-- STATED PROBLEM --
Return the records that follow, matching each one exactly.

━━━━

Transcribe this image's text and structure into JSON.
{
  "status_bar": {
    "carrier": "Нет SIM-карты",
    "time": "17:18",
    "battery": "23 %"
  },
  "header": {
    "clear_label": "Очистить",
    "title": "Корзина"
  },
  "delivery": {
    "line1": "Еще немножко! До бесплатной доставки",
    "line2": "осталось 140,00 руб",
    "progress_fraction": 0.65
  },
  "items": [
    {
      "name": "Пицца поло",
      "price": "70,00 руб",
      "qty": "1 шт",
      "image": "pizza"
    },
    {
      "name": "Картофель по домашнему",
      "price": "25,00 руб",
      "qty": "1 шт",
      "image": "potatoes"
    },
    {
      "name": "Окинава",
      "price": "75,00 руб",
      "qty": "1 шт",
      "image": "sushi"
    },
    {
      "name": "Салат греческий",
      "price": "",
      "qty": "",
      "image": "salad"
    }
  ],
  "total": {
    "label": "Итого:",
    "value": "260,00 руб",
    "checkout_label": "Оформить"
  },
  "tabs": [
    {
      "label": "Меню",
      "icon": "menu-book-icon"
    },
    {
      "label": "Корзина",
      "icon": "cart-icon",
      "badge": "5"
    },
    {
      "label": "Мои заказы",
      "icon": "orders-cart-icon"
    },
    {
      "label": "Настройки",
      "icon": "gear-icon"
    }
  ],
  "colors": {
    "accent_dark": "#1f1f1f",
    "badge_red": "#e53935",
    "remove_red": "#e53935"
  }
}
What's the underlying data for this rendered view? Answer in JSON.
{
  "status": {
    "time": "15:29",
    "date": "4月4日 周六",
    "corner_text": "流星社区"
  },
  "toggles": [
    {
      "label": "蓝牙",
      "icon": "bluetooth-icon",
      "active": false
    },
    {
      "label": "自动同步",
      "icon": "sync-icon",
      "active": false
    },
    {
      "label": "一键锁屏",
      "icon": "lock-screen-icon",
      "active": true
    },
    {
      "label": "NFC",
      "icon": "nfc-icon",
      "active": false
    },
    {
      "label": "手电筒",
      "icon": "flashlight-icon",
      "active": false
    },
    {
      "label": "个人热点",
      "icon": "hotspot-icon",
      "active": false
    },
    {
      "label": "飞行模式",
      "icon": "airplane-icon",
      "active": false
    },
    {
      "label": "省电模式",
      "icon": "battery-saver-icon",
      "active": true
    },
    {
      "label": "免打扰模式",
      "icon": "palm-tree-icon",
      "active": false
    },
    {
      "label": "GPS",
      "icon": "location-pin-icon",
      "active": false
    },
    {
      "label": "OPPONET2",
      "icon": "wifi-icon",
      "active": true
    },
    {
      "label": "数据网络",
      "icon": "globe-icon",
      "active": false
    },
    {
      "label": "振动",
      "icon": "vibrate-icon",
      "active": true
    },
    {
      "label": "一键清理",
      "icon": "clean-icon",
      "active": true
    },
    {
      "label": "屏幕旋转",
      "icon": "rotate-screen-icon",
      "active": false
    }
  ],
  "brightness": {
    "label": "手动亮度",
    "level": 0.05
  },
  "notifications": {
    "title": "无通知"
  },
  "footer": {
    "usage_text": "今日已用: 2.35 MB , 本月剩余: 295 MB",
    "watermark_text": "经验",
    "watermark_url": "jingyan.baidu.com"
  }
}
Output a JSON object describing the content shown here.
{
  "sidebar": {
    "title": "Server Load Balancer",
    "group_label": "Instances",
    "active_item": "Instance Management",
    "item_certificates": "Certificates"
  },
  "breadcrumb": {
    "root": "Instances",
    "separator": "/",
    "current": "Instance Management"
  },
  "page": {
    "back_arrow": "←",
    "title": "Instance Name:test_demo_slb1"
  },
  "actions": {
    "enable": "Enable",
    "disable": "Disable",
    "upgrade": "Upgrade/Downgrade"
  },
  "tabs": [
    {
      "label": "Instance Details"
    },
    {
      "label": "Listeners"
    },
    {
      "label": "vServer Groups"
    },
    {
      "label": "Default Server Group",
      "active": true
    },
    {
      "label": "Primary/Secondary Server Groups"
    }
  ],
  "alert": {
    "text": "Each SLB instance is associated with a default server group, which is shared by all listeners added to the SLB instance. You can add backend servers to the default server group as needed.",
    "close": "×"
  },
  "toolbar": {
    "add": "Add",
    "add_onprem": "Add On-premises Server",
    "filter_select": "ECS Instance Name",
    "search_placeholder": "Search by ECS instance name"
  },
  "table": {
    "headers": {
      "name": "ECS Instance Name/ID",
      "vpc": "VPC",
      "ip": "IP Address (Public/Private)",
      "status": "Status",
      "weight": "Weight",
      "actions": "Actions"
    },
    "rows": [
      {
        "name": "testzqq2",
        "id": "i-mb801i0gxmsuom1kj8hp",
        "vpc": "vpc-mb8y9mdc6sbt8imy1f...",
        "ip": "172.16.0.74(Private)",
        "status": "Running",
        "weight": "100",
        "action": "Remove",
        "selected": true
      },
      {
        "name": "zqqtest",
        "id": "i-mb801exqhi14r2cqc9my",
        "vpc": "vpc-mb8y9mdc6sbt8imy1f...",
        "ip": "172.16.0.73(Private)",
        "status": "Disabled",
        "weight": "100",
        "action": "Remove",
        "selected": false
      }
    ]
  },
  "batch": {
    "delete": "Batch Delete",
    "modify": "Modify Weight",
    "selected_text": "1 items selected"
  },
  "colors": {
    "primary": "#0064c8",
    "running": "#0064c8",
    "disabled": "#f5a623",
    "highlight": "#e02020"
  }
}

━━━━

-- EXERCISE RESPONSE --
Transcribe this image's text and structure into JSON.
{
  "status_bar": {
    "carrier": "Нет SIM-карты",
    "time": "17:18",
    "battery": "23 %"
  },
  "header": {
    "clear_label": "Очистить",
    "title": "Корзина"
  },
  "delivery": {
    "line1": "Еще немножко! До бесплатной доставки",
    "line2": "осталось 140,00 руб",
    "progress_fraction": 0.65
  },
  "items": [
    {
      "name": "Пицца поло",
      "price": "70,00 руб",
      "qty": "1 шт",
      "image": "pizza"
    },
    {
      "name": "Картофель по домашнему",
      "price": "25,00 руб",
      "qty": "1 шт",
      "image": "potatoes"
    },
    {
      "name": "Окинава",
      "price": "75,00 руб",
      "qty": "1 шт",
      "image": "sushi"
    },
    {
      "name": "Салат греческий",
      "price": "",
      "qty": "",
      "image": "salad"
    }
  ],
  "total": {
    "label": "Итого:",
    "value": "260,00 руб",
    "checkout_label": "Оформить"
  },
  "tabs": [
    {
      "label": "Меню",
      "icon": "menu-book-icon"
    },
    {
      "label": "Корзина",
      "icon": "cart-icon",
      "badge": "5"
    },
    {
      "label": "Мои заказы",
      "icon": "orders-cart-icon"
    },
    {
      "label": "Настройки",
      "icon": "gear-icon"
    }
  ],
  "colors": {
    "accent_dark": "#1f1f1f",
    "badge_red": "#e53935",
    "remove_red": "#e53935"
  }
}
What's the underlying data for this rendered view? Answer in JSON.
{
  "status": {
    "time": "15:29",
    "date": "4月4日 周六",
    "corner_text": "流星社区"
  },
  "toggles": [
    {
      "label": "蓝牙",
      "icon": "bluetooth-icon",
      "active": false
    },
    {
      "label": "自动同步",
      "icon": "sync-icon",
      "active": false
    },
    {
      "label": "一键锁屏",
      "icon": "lock-screen-icon",
      "active": true
    },
    {
      "label": "NFC",
      "icon": "nfc-icon",
      "active": false
    },
    {
      "label": "手电筒",
      "icon": "flashlight-icon",
      "active": false
    },
    {
      "label": "个人热点",
      "icon": "hotspot-icon",
      "active": false
    },
    {
      "label": "飞行模式",
      "icon": "airplane-icon",
      "active": false
    },
    {
      "label": "省电模式",
      "icon": "battery-saver-icon",
      "active": true
    },
    {
      "label": "免打扰模式",
      "icon": "palm-tree-icon",
      "active": false
    },
    {
      "label": "GPS",
      "icon": "location-pin-icon",
      "active": false
    },
    {
      "label": "OPPONET2",
      "icon": "wifi-icon",
      "active": true
    },
    {
      "label": "数据网络",
      "icon": "globe-icon",
      "active": false
    },
    {
      "label": "振动",
      "icon": "vibrate-icon",
      "active": true
    },
    {
      "label": "一键清理",
      "icon": "clean-icon",
      "active": true
    },
    {
      "label": "屏幕旋转",
      "icon": "rotate-screen-icon",
      "active": false
    }
  ],
  "brightness": {
    "label": "手动亮度",
    "level": 0.05
  },
  "notifications": {
    "title": "无通知"
  },
  "footer": {
    "usage_text": "今日已用: 2.35 MB , 本月剩余: 295 MB",
    "watermark_text": "经验",
    "watermark_url": "jingyan.baidu.com"
  }
}
Output a JSON object describing the content shown here.
{
  "sidebar": {
    "title": "Server Load Balancer",
    "group_label": "Instances",
    "active_item": "Instance Management",
    "item_certificates": "Certificates"
  },
  "breadcrumb": {
    "root": "Instances",
    "separator": "/",
    "current": "Instance Management"
  },
  "page": {
    "back_arrow": "←",
    "title": "Instance Name:test_demo_slb1"
  },
  "actions": {
    "enable": "Enable",
    "disable": "Disable",
    "upgrade": "Upgrade/Downgrade"
  },
  "tabs": [
    {
      "label": "Instance Details"
    },
    {
      "label": "Listeners"
    },
    {
      "label": "vServer Groups"
    },
    {
      "label": "Default Server Group",
      "active": true
    },
    {
      "label": "Primary/Secondary Server Groups"
    }
  ],
  "alert": {
    "text": "Each SLB instance is associated with a default server group, which is shared by all listeners added to the SLB instance. You can add backend servers to the default server group as needed.",
    "close": "×"
  },
  "toolbar": {
    "add": "Add",
    "add_onprem": "Add On-premises Server",
    "filter_select": "ECS Instance Name",
    "search_placeholder": "Search by ECS instance name"
  },
  "table": {
    "headers": {
      "name": "ECS Instance Name/ID",
      "vpc": "VPC",
      "ip": "IP Address (Public/Private)",
      "status": "Status",
      "weight": "Weight",
      "actions": "Actions"
    },
    "rows": [
      {
        "name": "testzqq2",
        "id": "i-mb801i0gxmsuom1kj8hp",
        "vpc": "vpc-mb8y9mdc6sbt8imy1f...",
        "ip": "172.16.0.74(Private)",
        "status": "Running",
        "weight": "100",
        "action": "Remove",
        "selected": true
      },
      {
        "name": "zqqtest",
        "id": "i-mb801exqhi14r2cqc9my",
        "vpc": "vpc-mb8y9mdc6sbt8imy1f...",
        "ip": "172.16.0.73(Private)",
        "status": "Disabled",
        "weight": "100",
        "action": "Remove",
        "selected": false
      }
    ]
  },
  "batch": {
    "delete": "Batch Delete",
    "modify": "Modify Weight",
    "selected_text": "1 items selected"
  },
  "colors": {
    "primary": "#0064c8",
    "running": "#0064c8",
    "disabled": "#f5a623",
    "highlight": "#e02020"
  }
}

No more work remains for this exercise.